-- Exercise aim --
Give every entry again, unchanged, and leave its images out.

▶

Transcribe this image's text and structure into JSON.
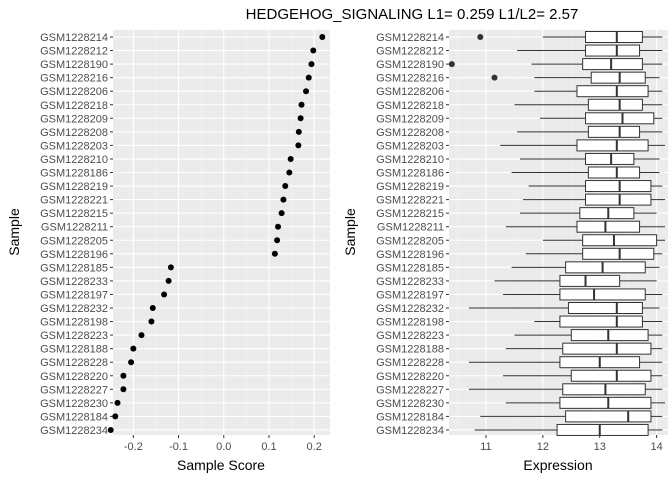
{
  "title": "HEDGEHOG_SIGNALING L1= 0.259 L1/L2= 2.57",
  "samples": [
    "GSM1228214",
    "GSM1228212",
    "GSM1228190",
    "GSM1228216",
    "GSM1228206",
    "GSM1228218",
    "GSM1228209",
    "GSM1228208",
    "GSM1228203",
    "GSM1228210",
    "GSM1228186",
    "GSM1228219",
    "GSM1228221",
    "GSM1228215",
    "GSM1228211",
    "GSM1228205",
    "GSM1228196",
    "GSM1228185",
    "GSM1228233",
    "GSM1228197",
    "GSM1228232",
    "GSM1228198",
    "GSM1228223",
    "GSM1228188",
    "GSM1228228",
    "GSM1228220",
    "GSM1228227",
    "GSM1228230",
    "GSM1228184",
    "GSM1228234"
  ],
  "chart_data": [
    {
      "type": "scatter",
      "xlabel": "Sample Score",
      "ylabel": "Sample",
      "xlim": [
        -0.245,
        0.235
      ],
      "xticks": [
        -0.2,
        -0.1,
        0.0,
        0.1,
        0.2
      ],
      "xtick_labels": [
        "-0.2",
        "-0.1",
        "0.0",
        "0.1",
        "0.2"
      ],
      "grid": true,
      "values": [
        0.218,
        0.198,
        0.194,
        0.188,
        0.182,
        0.172,
        0.17,
        0.166,
        0.165,
        0.148,
        0.145,
        0.136,
        0.132,
        0.128,
        0.12,
        0.118,
        0.113,
        -0.117,
        -0.122,
        -0.132,
        -0.157,
        -0.16,
        -0.182,
        -0.2,
        -0.205,
        -0.222,
        -0.222,
        -0.235,
        -0.24,
        -0.25
      ]
    },
    {
      "type": "box",
      "xlabel": "Expression",
      "ylabel": "Sample",
      "xlim": [
        10.35,
        14.2
      ],
      "xticks": [
        11,
        12,
        13,
        14
      ],
      "xtick_labels": [
        "11",
        "12",
        "13",
        "14"
      ],
      "grid": true,
      "boxes": [
        {
          "whisker_low": 12.0,
          "q1": 12.75,
          "median": 13.3,
          "q3": 13.75,
          "whisker_high": 14.1,
          "outliers": [
            10.9
          ]
        },
        {
          "whisker_low": 11.55,
          "q1": 12.75,
          "median": 13.3,
          "q3": 13.7,
          "whisker_high": 14.1,
          "outliers": []
        },
        {
          "whisker_low": 11.8,
          "q1": 12.7,
          "median": 13.2,
          "q3": 13.75,
          "whisker_high": 14.1,
          "outliers": [
            10.4
          ]
        },
        {
          "whisker_low": 11.85,
          "q1": 12.85,
          "median": 13.35,
          "q3": 13.8,
          "whisker_high": 14.05,
          "outliers": [
            11.15
          ]
        },
        {
          "whisker_low": 11.85,
          "q1": 12.6,
          "median": 13.3,
          "q3": 13.85,
          "whisker_high": 14.1,
          "outliers": []
        },
        {
          "whisker_low": 11.5,
          "q1": 12.8,
          "median": 13.35,
          "q3": 13.75,
          "whisker_high": 14.1,
          "outliers": []
        },
        {
          "whisker_low": 11.95,
          "q1": 12.75,
          "median": 13.4,
          "q3": 13.95,
          "whisker_high": 14.1,
          "outliers": []
        },
        {
          "whisker_low": 11.55,
          "q1": 12.8,
          "median": 13.35,
          "q3": 13.7,
          "whisker_high": 14.1,
          "outliers": []
        },
        {
          "whisker_low": 11.25,
          "q1": 12.6,
          "median": 13.3,
          "q3": 13.85,
          "whisker_high": 14.15,
          "outliers": []
        },
        {
          "whisker_low": 11.6,
          "q1": 12.75,
          "median": 13.2,
          "q3": 13.6,
          "whisker_high": 14.05,
          "outliers": []
        },
        {
          "whisker_low": 11.45,
          "q1": 12.8,
          "median": 13.3,
          "q3": 13.7,
          "whisker_high": 14.05,
          "outliers": []
        },
        {
          "whisker_low": 11.75,
          "q1": 12.75,
          "median": 13.35,
          "q3": 13.9,
          "whisker_high": 14.1,
          "outliers": []
        },
        {
          "whisker_low": 11.65,
          "q1": 12.75,
          "median": 13.35,
          "q3": 13.9,
          "whisker_high": 14.15,
          "outliers": []
        },
        {
          "whisker_low": 11.6,
          "q1": 12.65,
          "median": 13.15,
          "q3": 13.6,
          "whisker_high": 14.0,
          "outliers": []
        },
        {
          "whisker_low": 11.35,
          "q1": 12.6,
          "median": 13.1,
          "q3": 13.7,
          "whisker_high": 14.15,
          "outliers": []
        },
        {
          "whisker_low": 12.0,
          "q1": 12.7,
          "median": 13.25,
          "q3": 14.0,
          "whisker_high": 14.15,
          "outliers": []
        },
        {
          "whisker_low": 11.7,
          "q1": 12.7,
          "median": 13.35,
          "q3": 13.95,
          "whisker_high": 14.1,
          "outliers": []
        },
        {
          "whisker_low": 11.45,
          "q1": 12.4,
          "median": 13.05,
          "q3": 13.8,
          "whisker_high": 14.05,
          "outliers": []
        },
        {
          "whisker_low": 11.15,
          "q1": 12.3,
          "median": 12.75,
          "q3": 13.35,
          "whisker_high": 14.0,
          "outliers": []
        },
        {
          "whisker_low": 11.3,
          "q1": 12.3,
          "median": 12.9,
          "q3": 13.8,
          "whisker_high": 14.1,
          "outliers": []
        },
        {
          "whisker_low": 10.7,
          "q1": 12.45,
          "median": 13.3,
          "q3": 13.75,
          "whisker_high": 14.05,
          "outliers": []
        },
        {
          "whisker_low": 11.85,
          "q1": 12.3,
          "median": 13.3,
          "q3": 13.75,
          "whisker_high": 14.1,
          "outliers": []
        },
        {
          "whisker_low": 11.5,
          "q1": 12.5,
          "median": 13.15,
          "q3": 13.85,
          "whisker_high": 14.1,
          "outliers": []
        },
        {
          "whisker_low": 11.35,
          "q1": 12.35,
          "median": 13.3,
          "q3": 13.9,
          "whisker_high": 14.1,
          "outliers": []
        },
        {
          "whisker_low": 10.7,
          "q1": 12.3,
          "median": 13.0,
          "q3": 13.7,
          "whisker_high": 14.1,
          "outliers": []
        },
        {
          "whisker_low": 11.3,
          "q1": 12.5,
          "median": 13.3,
          "q3": 13.9,
          "whisker_high": 14.1,
          "outliers": []
        },
        {
          "whisker_low": 10.7,
          "q1": 12.35,
          "median": 13.1,
          "q3": 13.8,
          "whisker_high": 14.1,
          "outliers": []
        },
        {
          "whisker_low": 11.35,
          "q1": 12.3,
          "median": 13.15,
          "q3": 13.9,
          "whisker_high": 14.15,
          "outliers": []
        },
        {
          "whisker_low": 10.9,
          "q1": 12.4,
          "median": 13.5,
          "q3": 13.9,
          "whisker_high": 14.1,
          "outliers": []
        },
        {
          "whisker_low": 10.8,
          "q1": 12.25,
          "median": 13.0,
          "q3": 13.85,
          "whisker_high": 14.1,
          "outliers": []
        }
      ]
    }
  ],
  "colors": {
    "panel_bg": "#ebebeb",
    "grid_major": "#ffffff",
    "grid_minor": "#f4f4f4",
    "point": "#000000",
    "box_stroke": "#333333",
    "box_fill": "#ffffff",
    "tick_text": "#4d4d4d"
  }
}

◀

-- Task answer --
Transcribe this image's text and structure into JSON.
{
  "title": "HEDGEHOG_SIGNALING L1= 0.259 L1/L2= 2.57",
  "samples": [
    "GSM1228214",
    "GSM1228212",
    "GSM1228190",
    "GSM1228216",
    "GSM1228206",
    "GSM1228218",
    "GSM1228209",
    "GSM1228208",
    "GSM1228203",
    "GSM1228210",
    "GSM1228186",
    "GSM1228219",
    "GSM1228221",
    "GSM1228215",
    "GSM1228211",
    "GSM1228205",
    "GSM1228196",
    "GSM1228185",
    "GSM1228233",
    "GSM1228197",
    "GSM1228232",
    "GSM1228198",
    "GSM1228223",
    "GSM1228188",
    "GSM1228228",
    "GSM1228220",
    "GSM1228227",
    "GSM1228230",
    "GSM1228184",
    "GSM1228234"
  ],
  "chart_data": [
    {
      "type": "scatter",
      "xlabel": "Sample Score",
      "ylabel": "Sample",
      "xlim": [
        -0.245,
        0.235
      ],
      "xticks": [
        -0.2,
        -0.1,
        0.0,
        0.1,
        0.2
      ],
      "xtick_labels": [
        "-0.2",
        "-0.1",
        "0.0",
        "0.1",
        "0.2"
      ],
      "grid": true,
      "values": [
        0.218,
        0.198,
        0.194,
        0.188,
        0.182,
        0.172,
        0.17,
        0.166,
        0.165,
        0.148,
        0.145,
        0.136,
        0.132,
        0.128,
        0.12,
        0.118,
        0.113,
        -0.117,
        -0.122,
        -0.132,
        -0.157,
        -0.16,
        -0.182,
        -0.2,
        -0.205,
        -0.222,
        -0.222,
        -0.235,
        -0.24,
        -0.25
      ]
    },
    {
      "type": "box",
      "xlabel": "Expression",
      "ylabel": "Sample",
      "xlim": [
        10.35,
        14.2
      ],
      "xticks": [
        11,
        12,
        13,
        14
      ],
      "xtick_labels": [
        "11",
        "12",
        "13",
        "14"
      ],
      "grid": true,
      "boxes": [
        {
          "whisker_low": 12.0,
          "q1": 12.75,
          "median": 13.3,
          "q3": 13.75,
          "whisker_high": 14.1,
          "outliers": [
            10.9
          ]
        },
        {
          "whisker_low": 11.55,
          "q1": 12.75,
          "median": 13.3,
          "q3": 13.7,
          "whisker_high": 14.1,
          "outliers": []
        },
        {
          "whisker_low": 11.8,
          "q1": 12.7,
          "median": 13.2,
          "q3": 13.75,
          "whisker_high": 14.1,
          "outliers": [
            10.4
          ]
        },
        {
          "whisker_low": 11.85,
          "q1": 12.85,
          "median": 13.35,
          "q3": 13.8,
          "whisker_high": 14.05,
          "outliers": [
            11.15
          ]
        },
        {
          "whisker_low": 11.85,
          "q1": 12.6,
          "median": 13.3,
          "q3": 13.85,
          "whisker_high": 14.1,
          "outliers": []
        },
        {
          "whisker_low": 11.5,
          "q1": 12.8,
          "median": 13.35,
          "q3": 13.75,
          "whisker_high": 14.1,
          "outliers": []
        },
        {
          "whisker_low": 11.95,
          "q1": 12.75,
          "median": 13.4,
          "q3": 13.95,
          "whisker_high": 14.1,
          "outliers": []
        },
        {
          "whisker_low": 11.55,
          "q1": 12.8,
          "median": 13.35,
          "q3": 13.7,
          "whisker_high": 14.1,
          "outliers": []
        },
        {
          "whisker_low": 11.25,
          "q1": 12.6,
          "median": 13.3,
          "q3": 13.85,
          "whisker_high": 14.15,
          "outliers": []
        },
        {
          "whisker_low": 11.6,
          "q1": 12.75,
          "median": 13.2,
          "q3": 13.6,
          "whisker_high": 14.05,
          "outliers": []
        },
        {
          "whisker_low": 11.45,
          "q1": 12.8,
          "median": 13.3,
          "q3": 13.7,
          "whisker_high": 14.05,
          "outliers": []
        },
        {
          "whisker_low": 11.75,
          "q1": 12.75,
          "median": 13.35,
          "q3": 13.9,
          "whisker_high": 14.1,
          "outliers": []
        },
        {
          "whisker_low": 11.65,
          "q1": 12.75,
          "median": 13.35,
          "q3": 13.9,
          "whisker_high": 14.15,
          "outliers": []
        },
        {
          "whisker_low": 11.6,
          "q1": 12.65,
          "median": 13.15,
          "q3": 13.6,
          "whisker_high": 14.0,
          "outliers": []
        },
        {
          "whisker_low": 11.35,
          "q1": 12.6,
          "median": 13.1,
          "q3": 13.7,
          "whisker_high": 14.15,
          "outliers": []
        },
        {
          "whisker_low": 12.0,
          "q1": 12.7,
          "median": 13.25,
          "q3": 14.0,
          "whisker_high": 14.15,
          "outliers": []
        },
        {
          "whisker_low": 11.7,
          "q1": 12.7,
          "median": 13.35,
          "q3": 13.95,
          "whisker_high": 14.1,
          "outliers": []
        },
        {
          "whisker_low": 11.45,
          "q1": 12.4,
          "median": 13.05,
          "q3": 13.8,
          "whisker_high": 14.05,
          "outliers": []
        },
        {
          "whisker_low": 11.15,
          "q1": 12.3,
          "median": 12.75,
          "q3": 13.35,
          "whisker_high": 14.0,
          "outliers": []
        },
        {
          "whisker_low": 11.3,
          "q1": 12.3,
          "median": 12.9,
          "q3": 13.8,
          "whisker_high": 14.1,
          "outliers": []
        },
        {
          "whisker_low": 10.7,
          "q1": 12.45,
          "median": 13.3,
          "q3": 13.75,
          "whisker_high": 14.05,
          "outliers": []
        },
        {
          "whisker_low": 11.85,
          "q1": 12.3,
          "median": 13.3,
          "q3": 13.75,
          "whisker_high": 14.1,
          "outliers": []
        },
        {
          "whisker_low": 11.5,
          "q1": 12.5,
          "median": 13.15,
          "q3": 13.85,
          "whisker_high": 14.1,
          "outliers": []
        },
        {
          "whisker_low": 11.35,
          "q1": 12.35,
          "median": 13.3,
          "q3": 13.9,
          "whisker_high": 14.1,
          "outliers": []
        },
        {
          "whisker_low": 10.7,
          "q1": 12.3,
          "median": 13.0,
          "q3": 13.7,
          "whisker_high": 14.1,
          "outliers": []
        },
        {
          "whisker_low": 11.3,
          "q1": 12.5,
          "median": 13.3,
          "q3": 13.9,
          "whisker_high": 14.1,
          "outliers": []
        },
        {
          "whisker_low": 10.7,
          "q1": 12.35,
          "median": 13.1,
          "q3": 13.8,
          "whisker_high": 14.1,
          "outliers": []
        },
        {
          "whisker_low": 11.35,
          "q1": 12.3,
          "median": 13.15,
          "q3": 13.9,
          "whisker_high": 14.15,
          "outliers": []
        },
        {
          "whisker_low": 10.9,
          "q1": 12.4,
          "median": 13.5,
          "q3": 13.9,
          "whisker_high": 14.1,
          "outliers": []
        },
        {
          "whisker_low": 10.8,
          "q1": 12.25,
          "median": 13.0,
          "q3": 13.85,
          "whisker_high": 14.1,
          "outliers": []
        }
      ]
    }
  ],
  "colors": {
    "panel_bg": "#ebebeb",
    "grid_major": "#ffffff",
    "grid_minor": "#f4f4f4",
    "point": "#000000",
    "box_stroke": "#333333",
    "box_fill": "#ffffff",
    "tick_text": "#4d4d4d"
  }
}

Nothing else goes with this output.